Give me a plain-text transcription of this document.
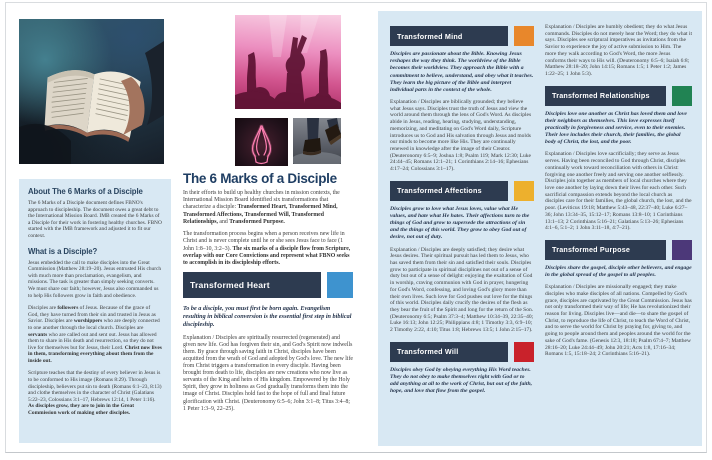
About The 6 Marks of a Disciple

The 6 Marks of a Disciple document defines FBNO's approach to discipleship. The document owes a great debt to the International Mission Board. IMB created the 6 Marks of a Disciple for their work in fostering healthy churches. FBNO started with the IMB framework and adjusted it to fit our context.

What is a Disciple?

Jesus embedded the call to make disciples into the Great Commission (Matthew 28:19–20). Jesus entrusted His church with much more than proclamation, evangelism, and missions. The task is greater than simply seeking converts. We must share our faith; however, Jesus also commanded us to help His followers grow in faith and obedience.

Disciples are followers of Jesus. Because of the grace of God, they have turned from their sin and trusted in Jesus as Savior. Disciples are worshippers who are deeply connected to one another through the local church. Disciples are servants who are called out and sent out. Jesus has allowed them to share in His death and resurrection, so they do not live for themselves but for Jesus, their Lord. Christ now lives in them, transforming everything about them from the inside out.

Scripture teaches that the destiny of every believer in Jesus is to be conformed to His image (Romans 8:29). Through discipleship, believers put sin to death (Romans 6:1–23, 8:13) and clothe themselves in the character of Christ (Galatians 5:22–23, Colossians 3:1–17, Hebrews 12:14, 1 Peter 1:16). As disciples grow, they are to join in the Great Commission work of making other disciples.

The 6 Marks of a Disciple

In their efforts to build up healthy churches in mission contexts, the International Mission Board identified six transformations that characterize a disciple: Transformed Heart, Transformed Mind, Transformed Affections, Transformed Will, Transformed Relationships, and Transformed Purpose.

The transformation process begins when a person receives new life in Christ and is never complete until he or she sees Jesus face to face (1 John 1:8–10, 3:2–3). The six marks of a disciple flow from Scripture, overlap with our Core Convictions and represent what FBNO seeks to accomplish in its discipleship efforts.

Transformed Heart

To be a disciple, you must first be born again. Evangelism resulting in biblical conversion is the essential first step in biblical discipleship.

Explanation / Disciples are spiritually resurrected (regenerated) and given new life. God has forgiven their sin, and God's Spirit now indwells them. By grace through saving faith in Christ, disciples have been acquitted from the wrath of God and adopted by God's love. The new life from Christ triggers a transformation in every disciple. Having been brought from death to life, disciples are new creations who now live as servants of the King and heirs of His kingdom. Empowered by the Holy Spirit, they grow in holiness as God gradually transforms them into the image of Christ. Disciples hold fast to the hope of full and final future glorification with Christ. (Deuteronomy 6:5–6; John 3:1–8; Titus 3:4–8; 1 Peter 1:3–9, 22–25).

Transformed Mind

Disciples are passionate about the Bible. Knowing Jesus reshapes the way they think. The worldview of the Bible becomes their worldview. They approach the Bible with a commitment to believe, understand, and obey what it teaches. They learn the big picture of the Bible and interpret individual parts in the context of the whole.

Explanation / Disciples are biblically grounded; they believe what Jesus says. Disciples trust the truth of Jesus and view the world around them through the lens of God's Word. As disciples abide in Jesus, reading, hearing, studying, understanding, memorizing, and meditating on God's Word daily, Scripture introduces us to God and His salvation through Jesus and molds our minds to become more like His. They are continually renewed in knowledge after the image of their Creator. (Deuteronomy 6:5–9; Joshua 1:8; Psalm 119; Mark 12:30; Luke 24:44–45; Romans 12:1–21; 1 Corinthians 2:14–16; Ephesians 4:17–24; Colossians 3:1–17).

Transformed Affections

Disciples grow to love what Jesus loves, value what He values, and hate what He hates. Their affections turn to the things of God and grow to supersede the attractions of sin and the things of this world. They grow to obey God out of desire, not out of duty.

Explanation / Disciples are deeply satisfied; they desire what Jesus desires. Their spiritual pursuit has led them to Jesus, who has saved them from their sin and satisfied their souls. Disciples grow to participate in spiritual disciplines not out of a sense of duty but out of a sense of delight: enjoying the exaltation of God in worship, craving communion with God in prayer, hungering for God's Word, confessing, and loving God's glory more than their own lives. Such love for God pushes out love for the things of this world. Disciples daily crucify the desires of the flesh as they bear the fruit of the Spirit and long for the return of the Son. (Deuteronomy 6:5; Psalm 37:3–4; Matthew 10:34–39, 22:35–40; Luke 16:13; John 12:25; Philippians 4:8; 1 Timothy 3:3, 6:9–10; 2 Timothy 2:22, 4:10; Titus 1:8; Hebrews 13:5; 1 John 2:15–17).

Transformed Will

Disciples obey God by obeying everything His Word teaches. They do not obey to make themselves right with God or to add anything at all to the work of Christ, but out of the faith, hope, and love that flow from the gospel.

Explanation / Disciples are humbly obedient; they do what Jesus commands. Disciples do not merely hear the Word; they do what it says. Disciples see scriptural imperatives as invitations from the Savior to experience the joy of active submission to Him. The more they walk according to God's Word, the more Jesus conforms their ways to His will. (Deuteronomy 6:5–6; Isaiah 6:8; Matthew 28:18–20; John 14:15; Romans 1:5; 1 Peter 1:2; James 1:22–25; 1 John 5:3).

Transformed Relationships

Disciples love one another as Christ has loved them and love their neighbors as themselves. This love expresses itself practically in forgiveness and service, even to their enemies. Their love includes their church, their families, the global body of Christ, the lost, and the poor.

Explanation / Disciples love sacrificially; they serve as Jesus serves. Having been reconciled to God through Christ, disciples continually work toward reconciliation with others in Christ: forgiving one another freely and serving one another selflessly. Disciples join together as members of local churches where they love one another by laying down their lives for each other. Such sacrificial compassion extends beyond the local church as disciples care for their families, the global church, the lost, and the poor. (Leviticus 19:18; Matthew 5:43–48, 22:37–40; Luke 6:27–36; John 13:34–35, 15:12–17; Romans 13:8–10; 1 Corinthians 13:1–13; 2 Corinthians 5:16–21; Galatians 5:13–26; Ephesians 4:1–6, 5:1–2; 1 John 3:11–18, 4:7–21).

Transformed Purpose

Disciples share the gospel, disciple other believers, and engage in the global spread of the gospel to all peoples.

Explanation / Disciples are missionally engaged; they make disciples who make disciples of all nations. Compelled by God's grace, disciples are captivated by the Great Commission. Jesus has not only transformed their way of life; He has revolutionized their reason for living. Disciples live—and die—to share the gospel of Christ, to reproduce the life of Christ, to teach the Word of Christ, and to serve the world for Christ by praying for, giving to, and going to people around them and peoples around the world for the sake of God's fame. (Genesis 12:3, 18:18; Psalm 67:4–7; Matthew 28:16–20; Luke 24:44–49; John 20:21; Acts 1:8, 17:16–34; Romans 1:5, 15:18–24; 2 Corinthians 5:16–21).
━━━━
_WHAT THIS TASK INVOLVES_
Everything above except the pictures needs to be reproduced exactly.

_WRITTEN SOLUTION_
Give me a plain-text transcription of this document.
About The 6 Marks of a Disciple

The 6 Marks of a Disciple document defines FBNO's approach to discipleship. The document owes a great debt to the International Mission Board. IMB created the 6 Marks of a Disciple for their work in fostering healthy churches. FBNO started with the IMB framework and adjusted it to fit our context.

What is a Disciple?

Jesus embedded the call to make disciples into the Great Commission (Matthew 28:19–20). Jesus entrusted His church with much more than proclamation, evangelism, and missions. The task is greater than simply seeking converts. We must share our faith; however, Jesus also commanded us to help His followers grow in faith and obedience.

Disciples are followers of Jesus. Because of the grace of God, they have turned from their sin and trusted in Jesus as Savior. Disciples are worshippers who are deeply connected to one another through the local church. Disciples are servants who are called out and sent out. Jesus has allowed them to share in His death and resurrection, so they do not live for themselves but for Jesus, their Lord. Christ now lives in them, transforming everything about them from the inside out.

Scripture teaches that the destiny of every believer in Jesus is to be conformed to His image (Romans 8:29). Through discipleship, believers put sin to death (Romans 6:1–23, 8:13) and clothe themselves in the character of Christ (Galatians 5:22–23, Colossians 3:1–17, Hebrews 12:14, 1 Peter 1:16). As disciples grow, they are to join in the Great Commission work of making other disciples.

The 6 Marks of a Disciple

In their efforts to build up healthy churches in mission contexts, the International Mission Board identified six transformations that characterize a disciple: Transformed Heart, Transformed Mind, Transformed Affections, Transformed Will, Transformed Relationships, and Transformed Purpose.

The transformation process begins when a person receives new life in Christ and is never complete until he or she sees Jesus face to face (1 John 1:8–10, 3:2–3). The six marks of a disciple flow from Scripture, overlap with our Core Convictions and represent what FBNO seeks to accomplish in its discipleship efforts.

Transformed Heart

To be a disciple, you must first be born again. Evangelism resulting in biblical conversion is the essential first step in biblical discipleship.

Explanation / Disciples are spiritually resurrected (regenerated) and given new life. God has forgiven their sin, and God's Spirit now indwells them. By grace through saving faith in Christ, disciples have been acquitted from the wrath of God and adopted by God's love. The new life from Christ triggers a transformation in every disciple. Having been brought from death to life, disciples are new creations who now live as servants of the King and heirs of His kingdom. Empowered by the Holy Spirit, they grow in holiness as God gradually transforms them into the image of Christ. Disciples hold fast to the hope of full and final future glorification with Christ. (Deuteronomy 6:5–6; John 3:1–8; Titus 3:4–8; 1 Peter 1:3–9, 22–25).

Transformed Mind

Disciples are passionate about the Bible. Knowing Jesus reshapes the way they think. The worldview of the Bible becomes their worldview. They approach the Bible with a commitment to believe, understand, and obey what it teaches. They learn the big picture of the Bible and interpret individual parts in the context of the whole.

Explanation / Disciples are biblically grounded; they believe what Jesus says. Disciples trust the truth of Jesus and view the world around them through the lens of God's Word. As disciples abide in Jesus, reading, hearing, studying, understanding, memorizing, and meditating on God's Word daily, Scripture introduces us to God and His salvation through Jesus and molds our minds to become more like His. They are continually renewed in knowledge after the image of their Creator. (Deuteronomy 6:5–9; Joshua 1:8; Psalm 119; Mark 12:30; Luke 24:44–45; Romans 12:1–21; 1 Corinthians 2:14–16; Ephesians 4:17–24; Colossians 3:1–17).

Transformed Affections

Disciples grow to love what Jesus loves, value what He values, and hate what He hates. Their affections turn to the things of God and grow to supersede the attractions of sin and the things of this world. They grow to obey God out of desire, not out of duty.

Explanation / Disciples are deeply satisfied; they desire what Jesus desires. Their spiritual pursuit has led them to Jesus, who has saved them from their sin and satisfied their souls. Disciples grow to participate in spiritual disciplines not out of a sense of duty but out of a sense of delight: enjoying the exaltation of God in worship, craving communion with God in prayer, hungering for God's Word, confessing, and loving God's glory more than their own lives. Such love for God pushes out love for the things of this world. Disciples daily crucify the desires of the flesh as they bear the fruit of the Spirit and long for the return of the Son. (Deuteronomy 6:5; Psalm 37:3–4; Matthew 10:34–39, 22:35–40; Luke 16:13; John 12:25; Philippians 4:8; 1 Timothy 3:3, 6:9–10; 2 Timothy 2:22, 4:10; Titus 1:8; Hebrews 13:5; 1 John 2:15–17).

Transformed Will

Disciples obey God by obeying everything His Word teaches. They do not obey to make themselves right with God or to add anything at all to the work of Christ, but out of the faith, hope, and love that flow from the gospel.

Explanation / Disciples are humbly obedient; they do what Jesus commands. Disciples do not merely hear the Word; they do what it says. Disciples see scriptural imperatives as invitations from the Savior to experience the joy of active submission to Him. The more they walk according to God's Word, the more Jesus conforms their ways to His will. (Deuteronomy 6:5–6; Isaiah 6:8; Matthew 28:18–20; John 14:15; Romans 1:5; 1 Peter 1:2; James 1:22–25; 1 John 5:3).

Transformed Relationships

Disciples love one another as Christ has loved them and love their neighbors as themselves. This love expresses itself practically in forgiveness and service, even to their enemies. Their love includes their church, their families, the global body of Christ, the lost, and the poor.

Explanation / Disciples love sacrificially; they serve as Jesus serves. Having been reconciled to God through Christ, disciples continually work toward reconciliation with others in Christ: forgiving one another freely and serving one another selflessly. Disciples join together as members of local churches where they love one another by laying down their lives for each other. Such sacrificial compassion extends beyond the local church as disciples care for their families, the global church, the lost, and the poor. (Leviticus 19:18; Matthew 5:43–48, 22:37–40; Luke 6:27–36; John 13:34–35, 15:12–17; Romans 13:8–10; 1 Corinthians 13:1–13; 2 Corinthians 5:16–21; Galatians 5:13–26; Ephesians 4:1–6, 5:1–2; 1 John 3:11–18, 4:7–21).

Transformed Purpose

Disciples share the gospel, disciple other believers, and engage in the global spread of the gospel to all peoples.

Explanation / Disciples are missionally engaged; they make disciples who make disciples of all nations. Compelled by God's grace, disciples are captivated by the Great Commission. Jesus has not only transformed their way of life; He has revolutionized their reason for living. Disciples live—and die—to share the gospel of Christ, to reproduce the life of Christ, to teach the Word of Christ, and to serve the world for Christ by praying for, giving to, and going to people around them and peoples around the world for the sake of God's fame. (Genesis 12:3, 18:18; Psalm 67:4–7; Matthew 28:16–20; Luke 24:44–49; John 20:21; Acts 1:8, 17:16–34; Romans 1:5, 15:18–24; 2 Corinthians 5:16–21).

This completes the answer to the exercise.